Aim.
Look through the data and write out every line with the word "rate" in it.
________________________________________
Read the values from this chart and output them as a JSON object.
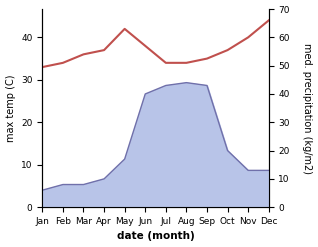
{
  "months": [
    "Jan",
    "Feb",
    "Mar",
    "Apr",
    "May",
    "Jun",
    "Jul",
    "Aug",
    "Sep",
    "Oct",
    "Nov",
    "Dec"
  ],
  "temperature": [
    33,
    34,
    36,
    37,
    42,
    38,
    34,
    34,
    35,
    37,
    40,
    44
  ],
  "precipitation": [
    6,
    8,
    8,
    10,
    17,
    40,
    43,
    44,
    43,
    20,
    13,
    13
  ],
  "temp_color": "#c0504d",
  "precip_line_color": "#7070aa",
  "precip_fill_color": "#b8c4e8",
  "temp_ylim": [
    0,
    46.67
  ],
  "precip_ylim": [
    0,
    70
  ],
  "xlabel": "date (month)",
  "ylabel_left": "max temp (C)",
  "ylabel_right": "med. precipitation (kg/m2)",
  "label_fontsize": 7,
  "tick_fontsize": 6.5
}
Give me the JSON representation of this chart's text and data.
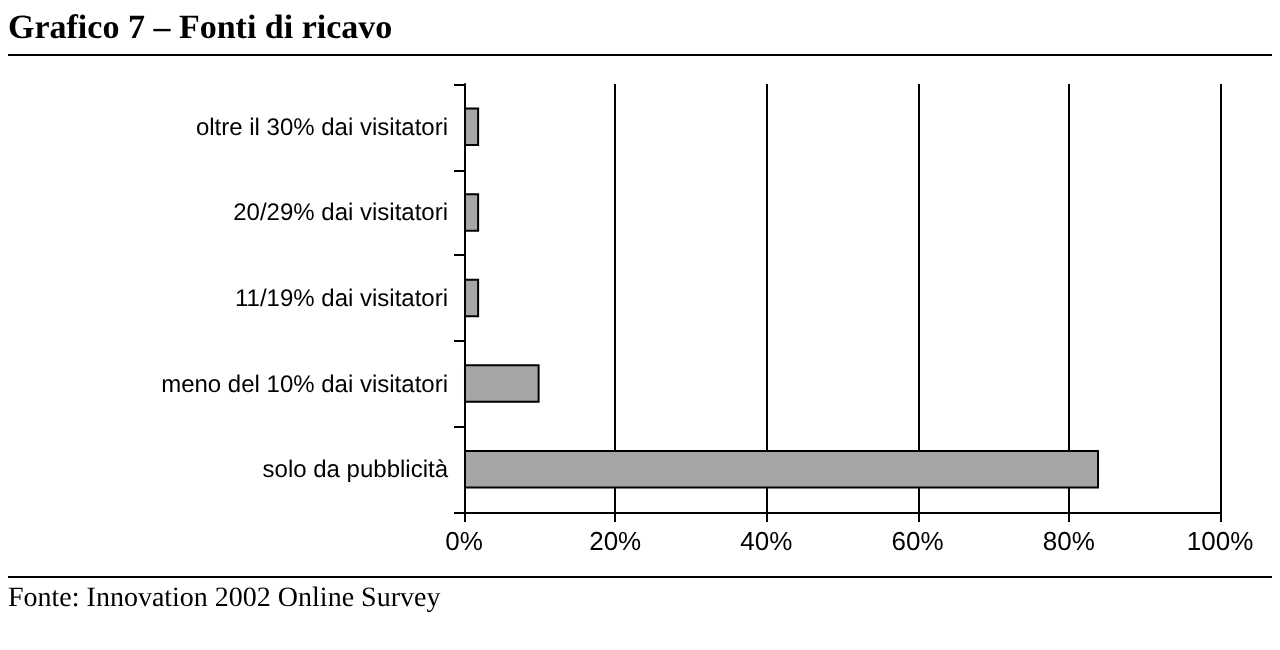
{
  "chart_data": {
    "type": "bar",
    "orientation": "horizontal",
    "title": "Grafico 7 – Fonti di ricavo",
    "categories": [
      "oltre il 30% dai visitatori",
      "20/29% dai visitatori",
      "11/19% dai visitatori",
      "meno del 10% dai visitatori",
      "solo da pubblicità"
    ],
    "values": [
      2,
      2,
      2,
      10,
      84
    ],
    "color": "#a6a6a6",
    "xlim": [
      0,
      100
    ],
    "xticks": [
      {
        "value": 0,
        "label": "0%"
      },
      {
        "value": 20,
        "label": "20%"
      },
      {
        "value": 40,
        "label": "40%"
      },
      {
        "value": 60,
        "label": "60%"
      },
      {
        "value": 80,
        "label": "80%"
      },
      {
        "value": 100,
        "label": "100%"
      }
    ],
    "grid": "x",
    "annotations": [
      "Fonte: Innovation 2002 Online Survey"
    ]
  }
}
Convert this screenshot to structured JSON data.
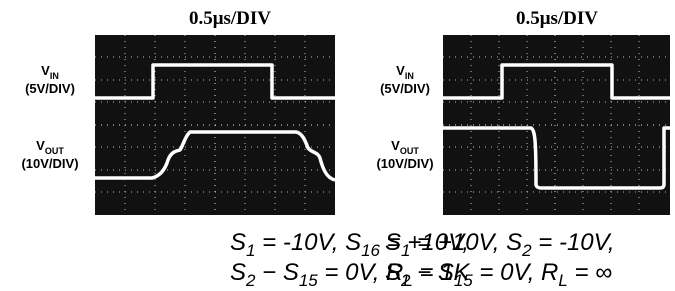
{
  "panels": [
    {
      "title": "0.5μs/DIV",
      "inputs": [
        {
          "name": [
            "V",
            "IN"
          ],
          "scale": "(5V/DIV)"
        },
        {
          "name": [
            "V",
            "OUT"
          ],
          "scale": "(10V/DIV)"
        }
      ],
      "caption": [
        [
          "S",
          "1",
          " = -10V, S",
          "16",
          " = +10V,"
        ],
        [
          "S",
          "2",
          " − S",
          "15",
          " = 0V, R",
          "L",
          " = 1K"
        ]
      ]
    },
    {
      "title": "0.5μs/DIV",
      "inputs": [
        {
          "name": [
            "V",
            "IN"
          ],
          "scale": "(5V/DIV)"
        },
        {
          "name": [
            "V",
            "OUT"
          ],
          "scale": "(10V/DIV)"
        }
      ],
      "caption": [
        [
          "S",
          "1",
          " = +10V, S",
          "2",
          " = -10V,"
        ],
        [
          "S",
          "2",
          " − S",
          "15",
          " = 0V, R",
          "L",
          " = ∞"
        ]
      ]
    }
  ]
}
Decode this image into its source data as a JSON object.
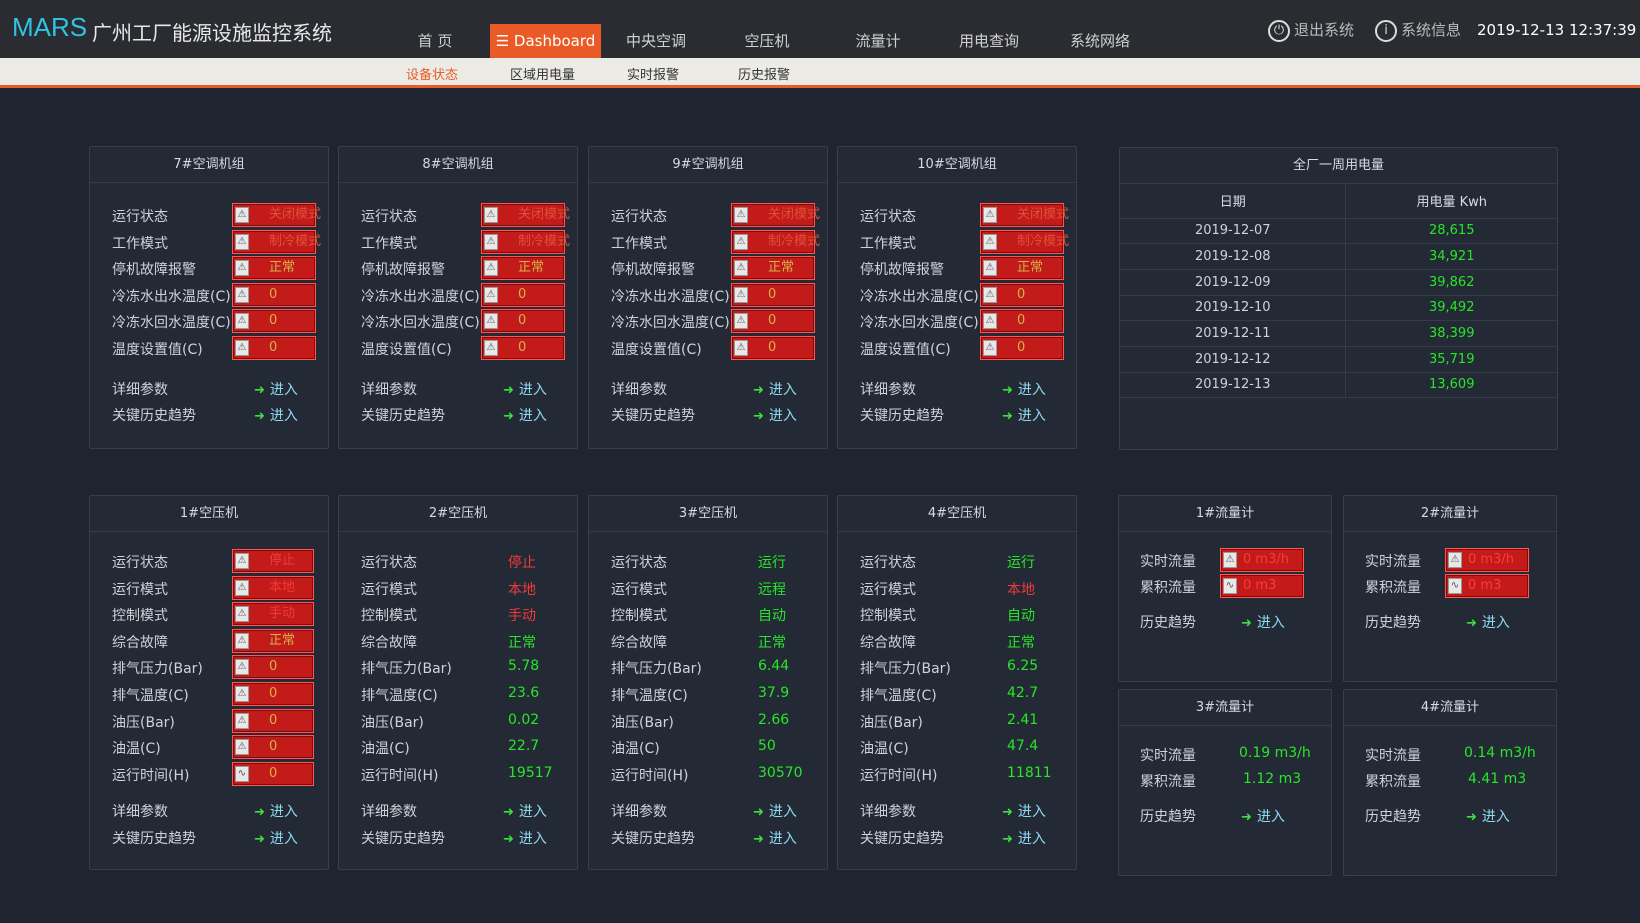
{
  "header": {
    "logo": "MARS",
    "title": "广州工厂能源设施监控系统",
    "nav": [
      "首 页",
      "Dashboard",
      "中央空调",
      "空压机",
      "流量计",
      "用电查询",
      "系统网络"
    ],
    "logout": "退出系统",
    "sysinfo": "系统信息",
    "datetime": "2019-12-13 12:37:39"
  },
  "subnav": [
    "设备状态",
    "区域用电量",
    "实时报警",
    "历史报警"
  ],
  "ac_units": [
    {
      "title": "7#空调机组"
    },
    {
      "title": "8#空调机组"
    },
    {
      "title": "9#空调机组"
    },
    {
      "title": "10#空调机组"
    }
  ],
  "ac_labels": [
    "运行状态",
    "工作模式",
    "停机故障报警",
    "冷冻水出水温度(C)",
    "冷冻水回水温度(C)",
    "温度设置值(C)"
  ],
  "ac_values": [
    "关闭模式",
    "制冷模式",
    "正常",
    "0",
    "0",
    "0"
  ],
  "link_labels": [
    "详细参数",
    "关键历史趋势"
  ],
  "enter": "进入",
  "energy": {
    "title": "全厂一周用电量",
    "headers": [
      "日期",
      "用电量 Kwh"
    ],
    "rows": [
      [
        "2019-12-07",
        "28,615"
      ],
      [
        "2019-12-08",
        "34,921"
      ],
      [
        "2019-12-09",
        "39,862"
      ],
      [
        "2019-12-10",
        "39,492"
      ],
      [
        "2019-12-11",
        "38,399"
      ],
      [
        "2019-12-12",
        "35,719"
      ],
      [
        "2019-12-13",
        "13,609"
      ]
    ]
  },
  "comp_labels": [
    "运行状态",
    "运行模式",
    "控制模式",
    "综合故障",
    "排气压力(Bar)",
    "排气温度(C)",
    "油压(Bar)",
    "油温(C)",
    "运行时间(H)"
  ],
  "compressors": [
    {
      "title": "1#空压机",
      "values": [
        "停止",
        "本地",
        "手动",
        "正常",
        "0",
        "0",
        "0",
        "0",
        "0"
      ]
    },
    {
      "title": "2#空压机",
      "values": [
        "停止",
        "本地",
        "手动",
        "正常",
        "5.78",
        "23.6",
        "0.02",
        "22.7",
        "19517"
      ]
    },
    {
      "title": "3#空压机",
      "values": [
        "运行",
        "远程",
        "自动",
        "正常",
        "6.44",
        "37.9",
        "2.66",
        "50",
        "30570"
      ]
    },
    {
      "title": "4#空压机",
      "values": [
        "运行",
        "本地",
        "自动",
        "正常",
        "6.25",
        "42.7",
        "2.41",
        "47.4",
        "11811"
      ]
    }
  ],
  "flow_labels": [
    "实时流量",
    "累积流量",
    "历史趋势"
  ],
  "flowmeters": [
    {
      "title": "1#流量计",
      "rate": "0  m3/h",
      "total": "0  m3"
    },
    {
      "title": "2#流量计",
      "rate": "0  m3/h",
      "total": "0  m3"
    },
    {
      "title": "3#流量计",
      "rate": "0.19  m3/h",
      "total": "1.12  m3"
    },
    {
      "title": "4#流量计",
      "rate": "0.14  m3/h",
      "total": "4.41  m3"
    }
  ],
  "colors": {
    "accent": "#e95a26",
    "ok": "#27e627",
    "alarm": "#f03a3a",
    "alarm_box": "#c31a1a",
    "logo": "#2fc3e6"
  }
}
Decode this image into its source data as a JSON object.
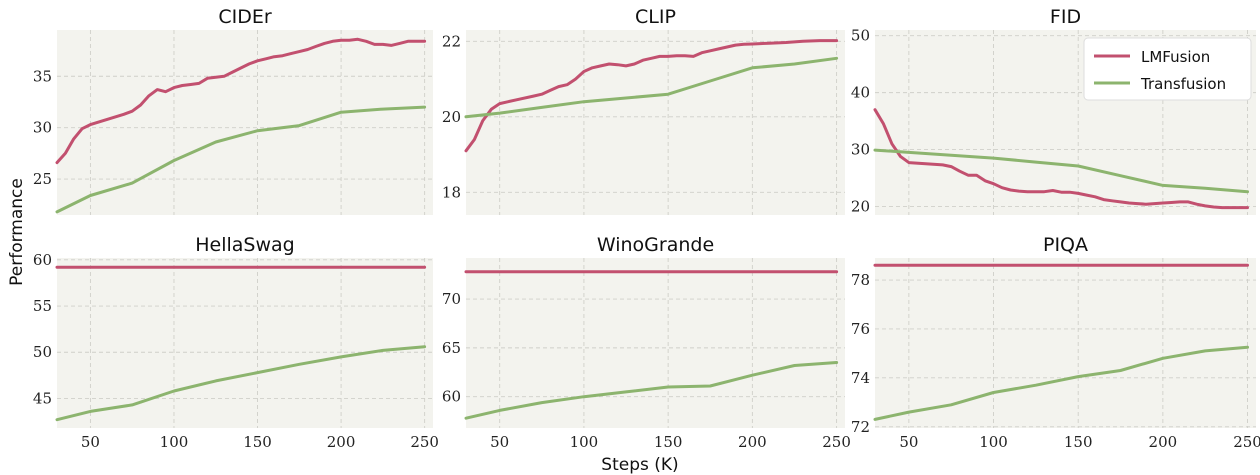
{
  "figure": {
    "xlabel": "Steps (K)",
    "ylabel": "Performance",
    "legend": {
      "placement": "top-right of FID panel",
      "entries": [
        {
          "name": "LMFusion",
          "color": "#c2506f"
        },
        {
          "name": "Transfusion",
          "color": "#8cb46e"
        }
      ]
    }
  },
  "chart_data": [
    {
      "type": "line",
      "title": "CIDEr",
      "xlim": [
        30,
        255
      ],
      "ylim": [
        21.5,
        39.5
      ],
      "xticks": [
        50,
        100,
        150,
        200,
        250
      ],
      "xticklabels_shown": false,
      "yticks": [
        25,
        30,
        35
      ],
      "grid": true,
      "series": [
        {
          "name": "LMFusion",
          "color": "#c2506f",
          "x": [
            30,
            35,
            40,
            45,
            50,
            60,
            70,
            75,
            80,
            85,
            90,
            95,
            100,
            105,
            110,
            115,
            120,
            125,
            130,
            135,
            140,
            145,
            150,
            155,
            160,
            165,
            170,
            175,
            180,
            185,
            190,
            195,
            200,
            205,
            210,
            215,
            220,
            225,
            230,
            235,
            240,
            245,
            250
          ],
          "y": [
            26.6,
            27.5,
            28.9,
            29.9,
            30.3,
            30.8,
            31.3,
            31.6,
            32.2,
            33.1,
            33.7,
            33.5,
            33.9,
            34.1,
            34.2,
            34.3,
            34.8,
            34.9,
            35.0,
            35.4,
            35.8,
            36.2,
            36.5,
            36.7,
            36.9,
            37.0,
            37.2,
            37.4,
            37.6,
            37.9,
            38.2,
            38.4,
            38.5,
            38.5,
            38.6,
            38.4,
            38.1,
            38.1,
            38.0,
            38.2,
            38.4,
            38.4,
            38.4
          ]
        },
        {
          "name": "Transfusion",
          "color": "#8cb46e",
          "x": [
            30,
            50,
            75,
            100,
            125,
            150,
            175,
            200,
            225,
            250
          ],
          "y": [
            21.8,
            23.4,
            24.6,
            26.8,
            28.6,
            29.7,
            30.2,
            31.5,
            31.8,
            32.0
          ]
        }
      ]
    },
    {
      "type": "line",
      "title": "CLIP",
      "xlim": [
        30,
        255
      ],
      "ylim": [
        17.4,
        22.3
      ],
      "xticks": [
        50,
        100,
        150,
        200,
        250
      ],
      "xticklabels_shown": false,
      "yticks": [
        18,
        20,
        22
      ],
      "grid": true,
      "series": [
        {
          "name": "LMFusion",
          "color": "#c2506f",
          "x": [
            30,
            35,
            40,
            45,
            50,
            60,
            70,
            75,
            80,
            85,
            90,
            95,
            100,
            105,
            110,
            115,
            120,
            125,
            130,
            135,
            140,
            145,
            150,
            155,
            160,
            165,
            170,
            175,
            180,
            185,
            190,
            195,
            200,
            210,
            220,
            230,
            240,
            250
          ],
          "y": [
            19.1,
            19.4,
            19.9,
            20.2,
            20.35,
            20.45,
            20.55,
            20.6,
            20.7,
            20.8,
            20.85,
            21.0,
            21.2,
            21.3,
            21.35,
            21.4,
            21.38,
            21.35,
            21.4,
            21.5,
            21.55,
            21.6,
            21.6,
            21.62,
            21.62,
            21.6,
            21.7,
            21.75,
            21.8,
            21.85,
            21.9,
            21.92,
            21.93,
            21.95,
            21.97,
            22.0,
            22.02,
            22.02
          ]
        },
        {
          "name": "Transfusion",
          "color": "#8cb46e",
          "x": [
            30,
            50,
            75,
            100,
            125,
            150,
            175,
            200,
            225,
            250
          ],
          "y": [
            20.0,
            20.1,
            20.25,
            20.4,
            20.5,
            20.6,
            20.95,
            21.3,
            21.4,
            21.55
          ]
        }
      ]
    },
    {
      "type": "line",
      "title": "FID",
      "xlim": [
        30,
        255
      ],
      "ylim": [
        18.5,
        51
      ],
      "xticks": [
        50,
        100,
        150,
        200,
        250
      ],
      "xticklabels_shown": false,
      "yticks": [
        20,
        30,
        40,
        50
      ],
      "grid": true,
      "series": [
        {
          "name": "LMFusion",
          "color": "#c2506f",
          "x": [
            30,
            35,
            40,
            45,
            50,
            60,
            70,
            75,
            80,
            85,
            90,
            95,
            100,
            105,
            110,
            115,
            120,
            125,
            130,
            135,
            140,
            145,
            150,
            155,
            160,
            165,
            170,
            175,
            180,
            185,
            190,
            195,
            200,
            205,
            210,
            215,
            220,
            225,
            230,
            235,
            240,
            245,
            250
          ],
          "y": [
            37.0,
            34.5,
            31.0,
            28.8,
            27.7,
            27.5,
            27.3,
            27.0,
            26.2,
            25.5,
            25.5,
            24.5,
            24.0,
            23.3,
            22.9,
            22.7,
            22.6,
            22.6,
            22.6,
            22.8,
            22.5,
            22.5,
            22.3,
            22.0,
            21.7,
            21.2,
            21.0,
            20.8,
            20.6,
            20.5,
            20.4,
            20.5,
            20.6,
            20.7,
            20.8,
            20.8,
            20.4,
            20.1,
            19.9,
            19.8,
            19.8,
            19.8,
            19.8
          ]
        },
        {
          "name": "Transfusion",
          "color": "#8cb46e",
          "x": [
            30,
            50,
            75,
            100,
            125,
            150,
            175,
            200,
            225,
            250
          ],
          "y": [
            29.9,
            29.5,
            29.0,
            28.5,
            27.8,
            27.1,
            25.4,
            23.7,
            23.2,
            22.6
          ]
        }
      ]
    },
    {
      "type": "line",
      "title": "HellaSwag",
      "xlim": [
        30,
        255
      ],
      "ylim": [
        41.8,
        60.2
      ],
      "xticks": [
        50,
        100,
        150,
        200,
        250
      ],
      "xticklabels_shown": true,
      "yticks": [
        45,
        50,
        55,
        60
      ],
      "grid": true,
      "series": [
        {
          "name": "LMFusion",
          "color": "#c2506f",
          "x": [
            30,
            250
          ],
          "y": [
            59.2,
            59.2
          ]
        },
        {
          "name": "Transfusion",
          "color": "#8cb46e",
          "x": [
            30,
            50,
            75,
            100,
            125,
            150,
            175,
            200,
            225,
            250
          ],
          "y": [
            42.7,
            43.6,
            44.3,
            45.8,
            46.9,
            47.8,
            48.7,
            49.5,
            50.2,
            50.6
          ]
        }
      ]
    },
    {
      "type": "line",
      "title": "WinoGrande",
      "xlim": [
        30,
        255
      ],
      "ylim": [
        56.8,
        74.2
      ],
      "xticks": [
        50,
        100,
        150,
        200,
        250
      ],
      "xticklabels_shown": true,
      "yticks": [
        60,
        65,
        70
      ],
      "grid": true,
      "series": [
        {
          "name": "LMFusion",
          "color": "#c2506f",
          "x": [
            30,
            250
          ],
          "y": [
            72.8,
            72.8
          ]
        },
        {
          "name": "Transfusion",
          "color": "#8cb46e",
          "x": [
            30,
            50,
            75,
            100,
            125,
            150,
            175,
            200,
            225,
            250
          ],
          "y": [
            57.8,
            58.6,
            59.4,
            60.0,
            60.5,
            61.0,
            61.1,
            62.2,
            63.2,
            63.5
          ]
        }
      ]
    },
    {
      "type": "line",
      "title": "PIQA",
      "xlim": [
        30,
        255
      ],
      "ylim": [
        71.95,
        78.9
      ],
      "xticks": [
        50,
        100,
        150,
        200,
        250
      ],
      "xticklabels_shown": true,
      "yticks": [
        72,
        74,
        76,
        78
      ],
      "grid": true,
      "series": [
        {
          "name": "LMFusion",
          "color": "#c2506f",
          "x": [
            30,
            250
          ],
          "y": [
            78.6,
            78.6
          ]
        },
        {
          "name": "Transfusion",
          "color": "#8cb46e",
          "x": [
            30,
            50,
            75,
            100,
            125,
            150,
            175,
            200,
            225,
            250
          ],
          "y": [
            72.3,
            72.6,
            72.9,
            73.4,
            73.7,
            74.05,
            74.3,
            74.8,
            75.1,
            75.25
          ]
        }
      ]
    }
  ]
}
________________________________________
Problem solution.
      "rate": "0  m3/h",
      "rate": "0  m3/h",
      "rate": "0.19  m3/h",
      "rate": "0.14  m3/h",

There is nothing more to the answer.